#### Given instruction:
Restate the whole listing exactly.

[Extracted records]
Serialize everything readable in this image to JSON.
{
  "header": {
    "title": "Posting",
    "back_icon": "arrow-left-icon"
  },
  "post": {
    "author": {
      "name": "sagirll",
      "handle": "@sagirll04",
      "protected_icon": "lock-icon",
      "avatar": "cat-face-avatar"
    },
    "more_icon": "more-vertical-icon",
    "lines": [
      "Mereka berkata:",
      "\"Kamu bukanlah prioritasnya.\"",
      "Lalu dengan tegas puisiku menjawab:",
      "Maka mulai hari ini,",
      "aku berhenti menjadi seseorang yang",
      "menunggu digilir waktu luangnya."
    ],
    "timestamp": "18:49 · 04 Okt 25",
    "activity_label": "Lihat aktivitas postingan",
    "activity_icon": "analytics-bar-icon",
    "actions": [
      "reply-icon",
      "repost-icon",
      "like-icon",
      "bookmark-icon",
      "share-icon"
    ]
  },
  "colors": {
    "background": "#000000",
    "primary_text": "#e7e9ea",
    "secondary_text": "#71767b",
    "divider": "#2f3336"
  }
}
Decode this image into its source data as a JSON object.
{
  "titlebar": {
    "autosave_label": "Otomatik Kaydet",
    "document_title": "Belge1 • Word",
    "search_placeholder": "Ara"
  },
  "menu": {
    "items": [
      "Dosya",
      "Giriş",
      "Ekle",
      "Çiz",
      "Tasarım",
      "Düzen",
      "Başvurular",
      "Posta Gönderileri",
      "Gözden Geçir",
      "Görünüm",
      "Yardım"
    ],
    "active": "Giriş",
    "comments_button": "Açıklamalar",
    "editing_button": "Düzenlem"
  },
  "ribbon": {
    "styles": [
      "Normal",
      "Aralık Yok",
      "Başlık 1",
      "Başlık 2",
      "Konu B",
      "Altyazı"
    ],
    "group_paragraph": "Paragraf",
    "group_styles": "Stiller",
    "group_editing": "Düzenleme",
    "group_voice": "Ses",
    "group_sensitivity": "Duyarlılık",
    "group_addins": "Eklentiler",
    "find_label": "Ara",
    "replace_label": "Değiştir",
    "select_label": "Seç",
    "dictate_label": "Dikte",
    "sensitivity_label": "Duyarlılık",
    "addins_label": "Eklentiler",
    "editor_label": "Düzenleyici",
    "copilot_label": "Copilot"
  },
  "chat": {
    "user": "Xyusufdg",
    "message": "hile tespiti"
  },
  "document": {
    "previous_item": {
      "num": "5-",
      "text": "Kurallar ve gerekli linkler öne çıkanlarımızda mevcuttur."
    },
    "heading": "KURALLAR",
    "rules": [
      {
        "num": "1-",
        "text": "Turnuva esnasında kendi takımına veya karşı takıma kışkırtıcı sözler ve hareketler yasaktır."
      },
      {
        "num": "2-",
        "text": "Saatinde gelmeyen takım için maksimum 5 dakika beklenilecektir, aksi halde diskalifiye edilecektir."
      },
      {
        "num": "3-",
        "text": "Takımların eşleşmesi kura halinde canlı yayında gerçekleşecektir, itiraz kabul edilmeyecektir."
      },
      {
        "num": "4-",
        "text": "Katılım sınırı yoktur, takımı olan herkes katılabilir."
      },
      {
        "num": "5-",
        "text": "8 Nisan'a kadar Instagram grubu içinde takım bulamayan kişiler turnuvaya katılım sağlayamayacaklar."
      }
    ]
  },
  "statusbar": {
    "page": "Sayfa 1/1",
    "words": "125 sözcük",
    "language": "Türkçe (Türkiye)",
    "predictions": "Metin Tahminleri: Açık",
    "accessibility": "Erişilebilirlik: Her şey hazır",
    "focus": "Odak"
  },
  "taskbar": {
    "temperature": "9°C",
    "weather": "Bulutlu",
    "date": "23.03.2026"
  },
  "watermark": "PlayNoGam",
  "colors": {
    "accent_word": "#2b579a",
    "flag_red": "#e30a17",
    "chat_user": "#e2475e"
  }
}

#### Solution below:
Serialize everything readable in this image to JSON.
{
  "header": {
    "title": "Posting",
    "back_icon": "arrow-left-icon"
  },
  "post": {
    "author": {
      "name": "sagirll",
      "handle": "@sagirll04",
      "protected_icon": "lock-icon",
      "avatar": "cat-face-avatar"
    },
    "more_icon": "more-vertical-icon",
    "lines": [
      "Mereka berkata:",
      "\"Kamu bukanlah prioritasnya.\"",
      "Lalu dengan tegas puisiku menjawab:",
      "Maka mulai hari ini,",
      "aku berhenti menjadi seseorang yang",
      "menunggu digilir waktu luangnya."
    ],
    "timestamp": "18:49 · 04 Okt 25",
    "activity_label": "Lihat aktivitas postingan",
    "activity_icon": "analytics-bar-icon",
    "actions": [
      "reply-icon",
      "repost-icon",
      "like-icon",
      "bookmark-icon",
      "share-icon"
    ]
  },
  "colors": {
    "background": "#000000",
    "primary_text": "#e7e9ea",
    "secondary_text": "#71767b",
    "divider": "#2f3336"
  }
}
Decode this image into its source data as a JSON object.
{
  "titlebar": {
    "autosave_label": "Otomatik Kaydet",
    "document_title": "Belge1 • Word",
    "search_placeholder": "Ara"
  },
  "menu": {
    "items": [
      "Dosya",
      "Giriş",
      "Ekle",
      "Çiz",
      "Tasarım",
      "Düzen",
      "Başvurular",
      "Posta Gönderileri",
      "Gözden Geçir",
      "Görünüm",
      "Yardım"
    ],
    "active": "Giriş",
    "comments_button": "Açıklamalar",
    "editing_button": "Düzenlem"
  },
  "ribbon": {
    "styles": [
      "Normal",
      "Aralık Yok",
      "Başlık 1",
      "Başlık 2",
      "Konu B",
      "Altyazı"
    ],
    "group_paragraph": "Paragraf",
    "group_styles": "Stiller",
    "group_editing": "Düzenleme",
    "group_voice": "Ses",
    "group_sensitivity": "Duyarlılık",
    "group_addins": "Eklentiler",
    "find_label": "Ara",
    "replace_label": "Değiştir",
    "select_label": "Seç",
    "dictate_label": "Dikte",
    "sensitivity_label": "Duyarlılık",
    "addins_label": "Eklentiler",
    "editor_label": "Düzenleyici",
    "copilot_label": "Copilot"
  },
  "chat": {
    "user": "Xyusufdg",
    "message": "hile tespiti"
  },
  "document": {
    "previous_item": {
      "num": "5-",
      "text": "Kurallar ve gerekli linkler öne çıkanlarımızda mevcuttur."
    },
    "heading": "KURALLAR",
    "rules": [
      {
        "num": "1-",
        "text": "Turnuva esnasında kendi takımına veya karşı takıma kışkırtıcı sözler ve hareketler yasaktır."
      },
      {
        "num": "2-",
        "text": "Saatinde gelmeyen takım için maksimum 5 dakika beklenilecektir, aksi halde diskalifiye edilecektir."
      },
      {
        "num": "3-",
        "text": "Takımların eşleşmesi kura halinde canlı yayında gerçekleşecektir, itiraz kabul edilmeyecektir."
      },
      {
        "num": "4-",
        "text": "Katılım sınırı yoktur, takımı olan herkes katılabilir."
      },
      {
        "num": "5-",
        "text": "8 Nisan'a kadar Instagram grubu içinde takım bulamayan kişiler turnuvaya katılım sağlayamayacaklar."
      }
    ]
  },
  "statusbar": {
    "page": "Sayfa 1/1",
    "words": "125 sözcük",
    "language": "Türkçe (Türkiye)",
    "predictions": "Metin Tahminleri: Açık",
    "accessibility": "Erişilebilirlik: Her şey hazır",
    "focus": "Odak"
  },
  "taskbar": {
    "temperature": "9°C",
    "weather": "Bulutlu",
    "date": "23.03.2026"
  },
  "watermark": "PlayNoGam",
  "colors": {
    "accent_word": "#2b579a",
    "flag_red": "#e30a17",
    "chat_user": "#e2475e"
  }
}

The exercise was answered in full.